## Prompt
Find the word "Gallery" in the data. Return every line where it appears.

====================

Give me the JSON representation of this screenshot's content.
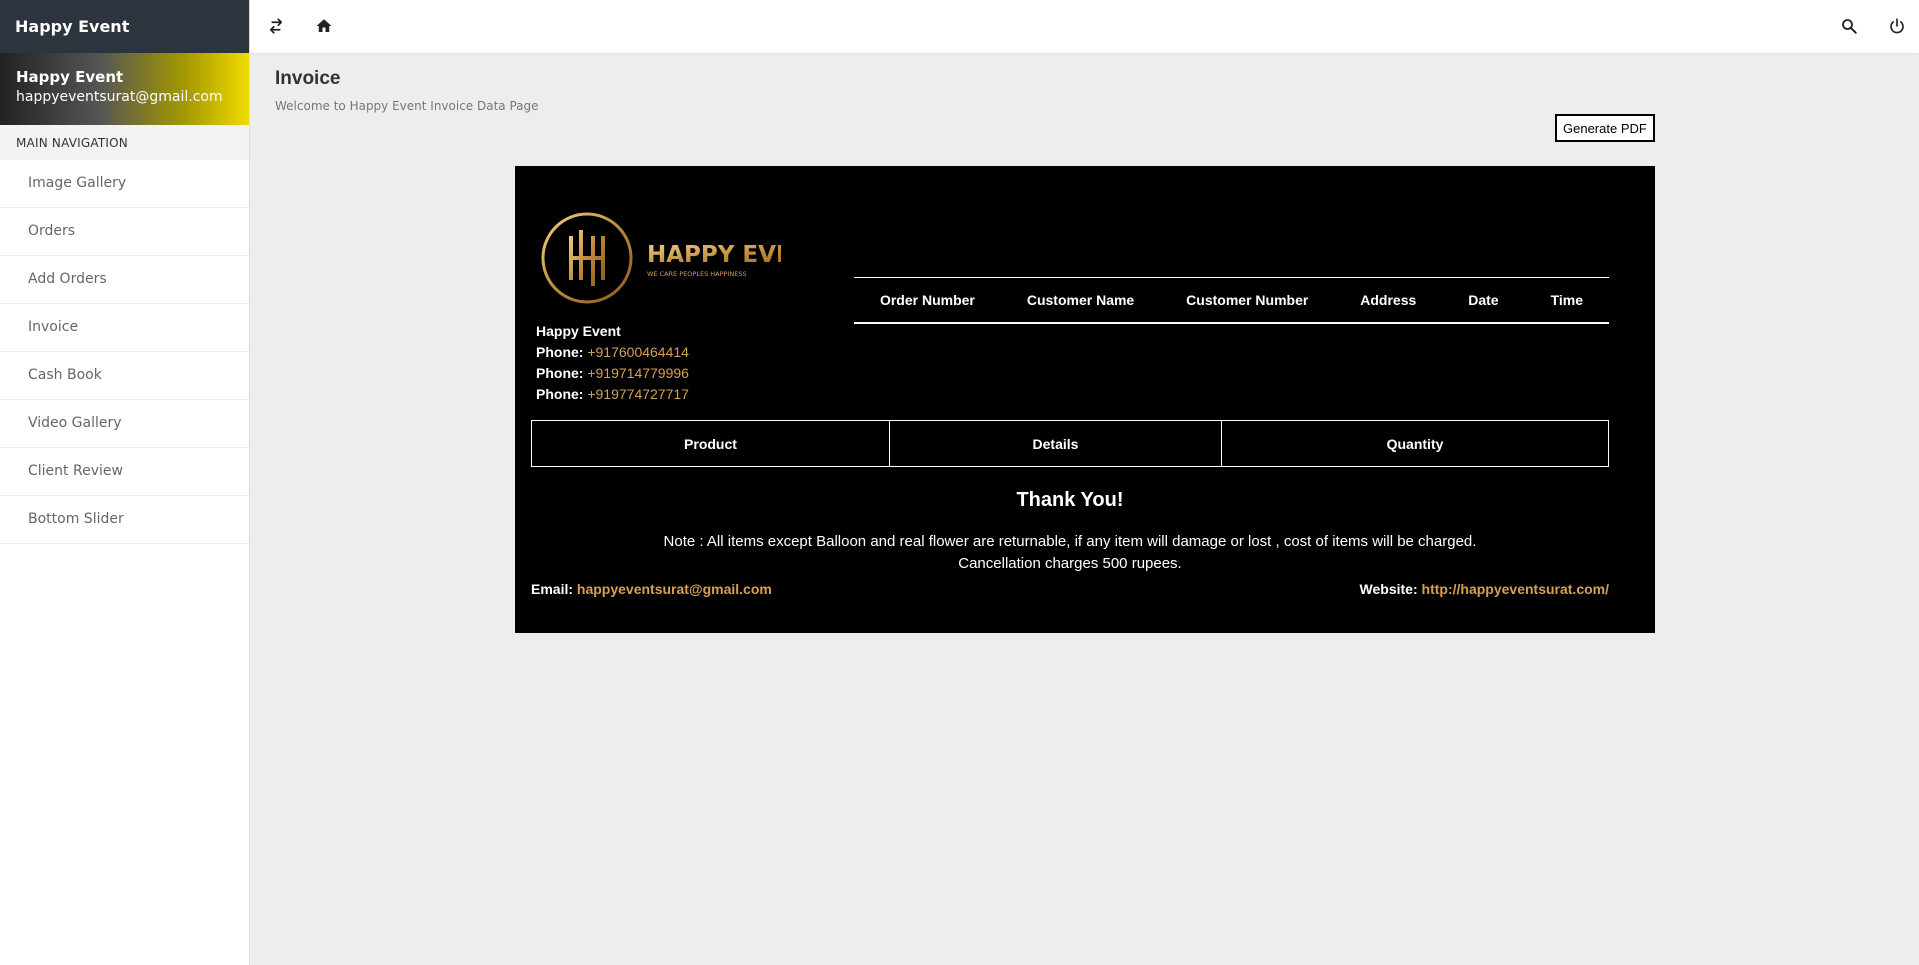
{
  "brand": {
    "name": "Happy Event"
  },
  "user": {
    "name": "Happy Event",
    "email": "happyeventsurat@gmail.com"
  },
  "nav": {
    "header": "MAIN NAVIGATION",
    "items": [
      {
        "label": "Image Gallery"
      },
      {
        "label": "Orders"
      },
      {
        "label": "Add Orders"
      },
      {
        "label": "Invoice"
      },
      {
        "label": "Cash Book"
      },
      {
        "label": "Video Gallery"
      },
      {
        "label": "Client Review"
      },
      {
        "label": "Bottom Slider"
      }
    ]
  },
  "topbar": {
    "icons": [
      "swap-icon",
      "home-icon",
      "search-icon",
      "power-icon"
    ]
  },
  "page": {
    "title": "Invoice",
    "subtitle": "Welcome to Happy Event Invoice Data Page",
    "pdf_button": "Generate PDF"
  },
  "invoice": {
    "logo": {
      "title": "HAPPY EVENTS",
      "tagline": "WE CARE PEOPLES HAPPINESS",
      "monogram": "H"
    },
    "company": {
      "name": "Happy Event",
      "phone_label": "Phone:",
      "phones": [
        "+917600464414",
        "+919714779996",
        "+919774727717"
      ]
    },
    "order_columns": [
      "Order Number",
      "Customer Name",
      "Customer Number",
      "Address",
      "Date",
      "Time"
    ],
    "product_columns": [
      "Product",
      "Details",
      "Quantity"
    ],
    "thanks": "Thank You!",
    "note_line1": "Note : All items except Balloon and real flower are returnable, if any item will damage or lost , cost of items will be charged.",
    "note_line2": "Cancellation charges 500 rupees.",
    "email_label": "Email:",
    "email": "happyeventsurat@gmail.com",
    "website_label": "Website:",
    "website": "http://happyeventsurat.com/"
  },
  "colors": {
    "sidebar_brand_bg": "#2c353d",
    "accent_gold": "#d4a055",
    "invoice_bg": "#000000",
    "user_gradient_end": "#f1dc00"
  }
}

====================

## Exercise result
        "label": "Image Gallery"
        "label": "Video Gallery"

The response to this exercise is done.